Collected data entries
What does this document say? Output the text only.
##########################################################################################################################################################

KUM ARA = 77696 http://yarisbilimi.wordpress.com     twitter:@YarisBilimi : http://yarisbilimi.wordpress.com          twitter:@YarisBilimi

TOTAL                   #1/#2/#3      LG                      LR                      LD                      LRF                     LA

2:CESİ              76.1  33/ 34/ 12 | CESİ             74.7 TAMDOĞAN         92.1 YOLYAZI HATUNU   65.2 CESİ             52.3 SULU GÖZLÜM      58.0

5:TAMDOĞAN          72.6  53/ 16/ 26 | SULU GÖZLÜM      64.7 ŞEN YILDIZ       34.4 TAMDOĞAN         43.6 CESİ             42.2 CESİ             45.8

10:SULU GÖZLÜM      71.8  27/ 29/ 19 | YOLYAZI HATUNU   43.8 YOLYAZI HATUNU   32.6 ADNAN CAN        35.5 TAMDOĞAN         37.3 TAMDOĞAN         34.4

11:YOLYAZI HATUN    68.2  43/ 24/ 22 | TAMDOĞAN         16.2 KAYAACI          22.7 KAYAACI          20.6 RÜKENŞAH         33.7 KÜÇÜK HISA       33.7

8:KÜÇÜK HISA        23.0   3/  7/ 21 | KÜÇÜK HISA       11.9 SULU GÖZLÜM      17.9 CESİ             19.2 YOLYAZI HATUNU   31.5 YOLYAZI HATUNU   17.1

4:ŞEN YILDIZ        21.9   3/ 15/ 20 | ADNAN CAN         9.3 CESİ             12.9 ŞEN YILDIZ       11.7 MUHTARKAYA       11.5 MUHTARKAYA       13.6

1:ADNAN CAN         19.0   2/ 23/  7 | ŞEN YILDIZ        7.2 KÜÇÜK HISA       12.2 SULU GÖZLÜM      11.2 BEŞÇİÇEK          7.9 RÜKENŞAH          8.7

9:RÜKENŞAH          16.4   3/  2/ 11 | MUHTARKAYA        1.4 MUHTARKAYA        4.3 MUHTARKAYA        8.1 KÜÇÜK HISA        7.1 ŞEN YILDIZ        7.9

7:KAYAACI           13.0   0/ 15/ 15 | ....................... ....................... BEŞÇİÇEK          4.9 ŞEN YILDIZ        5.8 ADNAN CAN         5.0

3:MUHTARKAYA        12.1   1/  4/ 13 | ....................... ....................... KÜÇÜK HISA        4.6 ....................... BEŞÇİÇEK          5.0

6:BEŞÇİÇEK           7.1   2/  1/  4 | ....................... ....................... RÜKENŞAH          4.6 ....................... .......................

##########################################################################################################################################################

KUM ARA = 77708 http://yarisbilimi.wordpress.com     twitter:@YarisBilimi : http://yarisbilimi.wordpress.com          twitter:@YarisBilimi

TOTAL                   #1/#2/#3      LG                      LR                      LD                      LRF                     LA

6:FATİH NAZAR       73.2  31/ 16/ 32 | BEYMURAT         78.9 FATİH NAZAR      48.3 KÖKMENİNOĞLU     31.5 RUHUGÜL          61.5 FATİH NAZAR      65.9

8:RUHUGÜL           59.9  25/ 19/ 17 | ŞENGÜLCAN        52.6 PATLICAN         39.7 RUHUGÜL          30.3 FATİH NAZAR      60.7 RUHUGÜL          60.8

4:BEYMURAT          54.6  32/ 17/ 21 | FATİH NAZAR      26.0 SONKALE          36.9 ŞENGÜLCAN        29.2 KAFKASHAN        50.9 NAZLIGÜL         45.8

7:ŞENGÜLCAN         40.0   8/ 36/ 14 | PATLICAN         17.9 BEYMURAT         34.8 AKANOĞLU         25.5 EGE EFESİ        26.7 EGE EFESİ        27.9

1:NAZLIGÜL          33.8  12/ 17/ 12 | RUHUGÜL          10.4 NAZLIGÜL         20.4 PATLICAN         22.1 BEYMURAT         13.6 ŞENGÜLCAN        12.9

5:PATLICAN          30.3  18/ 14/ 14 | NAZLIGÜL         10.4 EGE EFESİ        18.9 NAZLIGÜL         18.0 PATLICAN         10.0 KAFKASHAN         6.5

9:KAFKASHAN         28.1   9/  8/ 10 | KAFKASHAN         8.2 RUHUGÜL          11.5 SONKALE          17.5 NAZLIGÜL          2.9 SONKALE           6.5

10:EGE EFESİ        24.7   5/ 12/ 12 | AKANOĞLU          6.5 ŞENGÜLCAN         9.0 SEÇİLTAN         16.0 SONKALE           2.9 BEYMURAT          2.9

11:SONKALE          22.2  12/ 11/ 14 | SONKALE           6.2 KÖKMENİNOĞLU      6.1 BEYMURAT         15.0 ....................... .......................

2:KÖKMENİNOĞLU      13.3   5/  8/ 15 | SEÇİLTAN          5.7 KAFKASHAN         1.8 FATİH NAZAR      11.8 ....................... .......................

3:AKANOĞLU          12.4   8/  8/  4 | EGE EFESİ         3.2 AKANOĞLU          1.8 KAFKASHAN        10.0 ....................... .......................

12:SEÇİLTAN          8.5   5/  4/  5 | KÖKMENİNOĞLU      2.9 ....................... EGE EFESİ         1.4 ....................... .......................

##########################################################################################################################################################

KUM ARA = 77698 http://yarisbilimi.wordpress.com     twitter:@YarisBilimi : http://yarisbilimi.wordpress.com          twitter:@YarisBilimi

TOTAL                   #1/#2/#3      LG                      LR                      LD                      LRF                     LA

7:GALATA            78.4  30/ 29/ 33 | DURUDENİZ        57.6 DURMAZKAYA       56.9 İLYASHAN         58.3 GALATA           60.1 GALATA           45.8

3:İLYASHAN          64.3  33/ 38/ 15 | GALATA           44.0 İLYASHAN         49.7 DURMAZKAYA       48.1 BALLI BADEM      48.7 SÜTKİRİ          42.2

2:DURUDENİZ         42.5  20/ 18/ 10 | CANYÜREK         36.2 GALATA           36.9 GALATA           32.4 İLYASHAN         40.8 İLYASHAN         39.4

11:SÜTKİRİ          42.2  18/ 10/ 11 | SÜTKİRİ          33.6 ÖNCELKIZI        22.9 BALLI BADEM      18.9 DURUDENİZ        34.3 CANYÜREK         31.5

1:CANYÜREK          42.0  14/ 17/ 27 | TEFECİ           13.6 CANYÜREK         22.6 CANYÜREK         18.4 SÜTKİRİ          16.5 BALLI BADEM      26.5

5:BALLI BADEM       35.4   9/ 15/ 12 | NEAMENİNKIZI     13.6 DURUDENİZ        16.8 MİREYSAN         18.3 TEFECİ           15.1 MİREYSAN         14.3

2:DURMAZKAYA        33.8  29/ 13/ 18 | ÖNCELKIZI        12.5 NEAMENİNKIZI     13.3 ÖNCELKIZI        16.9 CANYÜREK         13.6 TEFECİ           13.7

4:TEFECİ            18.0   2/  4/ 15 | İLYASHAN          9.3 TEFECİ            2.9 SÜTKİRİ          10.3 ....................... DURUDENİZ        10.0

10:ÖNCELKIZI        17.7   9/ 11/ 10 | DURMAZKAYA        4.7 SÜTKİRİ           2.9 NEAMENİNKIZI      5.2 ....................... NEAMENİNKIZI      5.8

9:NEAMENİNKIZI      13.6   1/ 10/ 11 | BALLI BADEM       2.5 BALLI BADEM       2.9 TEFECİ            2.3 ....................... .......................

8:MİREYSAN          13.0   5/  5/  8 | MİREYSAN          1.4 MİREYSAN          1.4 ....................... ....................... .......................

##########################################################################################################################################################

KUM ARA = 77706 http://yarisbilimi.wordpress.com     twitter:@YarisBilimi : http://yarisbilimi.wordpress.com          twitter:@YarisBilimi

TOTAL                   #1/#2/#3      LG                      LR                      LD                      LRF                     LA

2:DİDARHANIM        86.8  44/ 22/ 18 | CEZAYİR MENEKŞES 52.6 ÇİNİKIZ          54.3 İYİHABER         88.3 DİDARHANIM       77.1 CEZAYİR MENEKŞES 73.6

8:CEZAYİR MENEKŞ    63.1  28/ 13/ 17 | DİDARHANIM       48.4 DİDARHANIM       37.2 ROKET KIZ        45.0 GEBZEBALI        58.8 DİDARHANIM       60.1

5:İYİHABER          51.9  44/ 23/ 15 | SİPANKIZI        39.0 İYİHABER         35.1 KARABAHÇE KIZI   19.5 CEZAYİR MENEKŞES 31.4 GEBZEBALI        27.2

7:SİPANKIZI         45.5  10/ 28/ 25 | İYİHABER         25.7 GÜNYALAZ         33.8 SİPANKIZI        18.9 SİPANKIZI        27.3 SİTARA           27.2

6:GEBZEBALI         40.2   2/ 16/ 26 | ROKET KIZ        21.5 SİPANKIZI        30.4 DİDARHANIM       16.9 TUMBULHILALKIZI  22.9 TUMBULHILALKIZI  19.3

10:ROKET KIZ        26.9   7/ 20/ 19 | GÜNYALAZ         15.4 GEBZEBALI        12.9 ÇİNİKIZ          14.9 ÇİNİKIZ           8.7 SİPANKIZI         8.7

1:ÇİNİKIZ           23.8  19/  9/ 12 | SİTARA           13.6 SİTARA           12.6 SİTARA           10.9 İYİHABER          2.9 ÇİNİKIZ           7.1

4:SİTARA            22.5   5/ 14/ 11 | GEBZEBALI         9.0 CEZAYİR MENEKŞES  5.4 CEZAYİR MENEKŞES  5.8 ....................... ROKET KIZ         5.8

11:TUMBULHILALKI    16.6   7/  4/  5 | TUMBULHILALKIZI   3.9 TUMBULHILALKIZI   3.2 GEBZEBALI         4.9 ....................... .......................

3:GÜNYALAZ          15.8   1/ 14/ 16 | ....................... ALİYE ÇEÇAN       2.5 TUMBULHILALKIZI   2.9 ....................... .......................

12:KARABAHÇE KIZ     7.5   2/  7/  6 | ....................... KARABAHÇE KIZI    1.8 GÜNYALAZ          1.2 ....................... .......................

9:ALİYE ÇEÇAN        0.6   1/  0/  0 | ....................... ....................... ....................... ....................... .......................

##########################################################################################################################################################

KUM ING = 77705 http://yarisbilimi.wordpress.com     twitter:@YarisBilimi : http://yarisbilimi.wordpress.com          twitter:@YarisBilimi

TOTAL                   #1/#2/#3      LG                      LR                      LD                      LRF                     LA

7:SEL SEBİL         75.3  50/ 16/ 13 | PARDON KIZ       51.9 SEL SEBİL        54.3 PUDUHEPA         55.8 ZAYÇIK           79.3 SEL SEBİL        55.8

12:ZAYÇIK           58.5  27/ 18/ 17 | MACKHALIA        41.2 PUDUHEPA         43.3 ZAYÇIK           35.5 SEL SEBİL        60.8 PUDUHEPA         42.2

■ WHAT IS REQUIRED ■
Note how many lines in the listing above hold the string "ÇEÇAN", then give only that figure.

■ WORKED ANSWER ■
2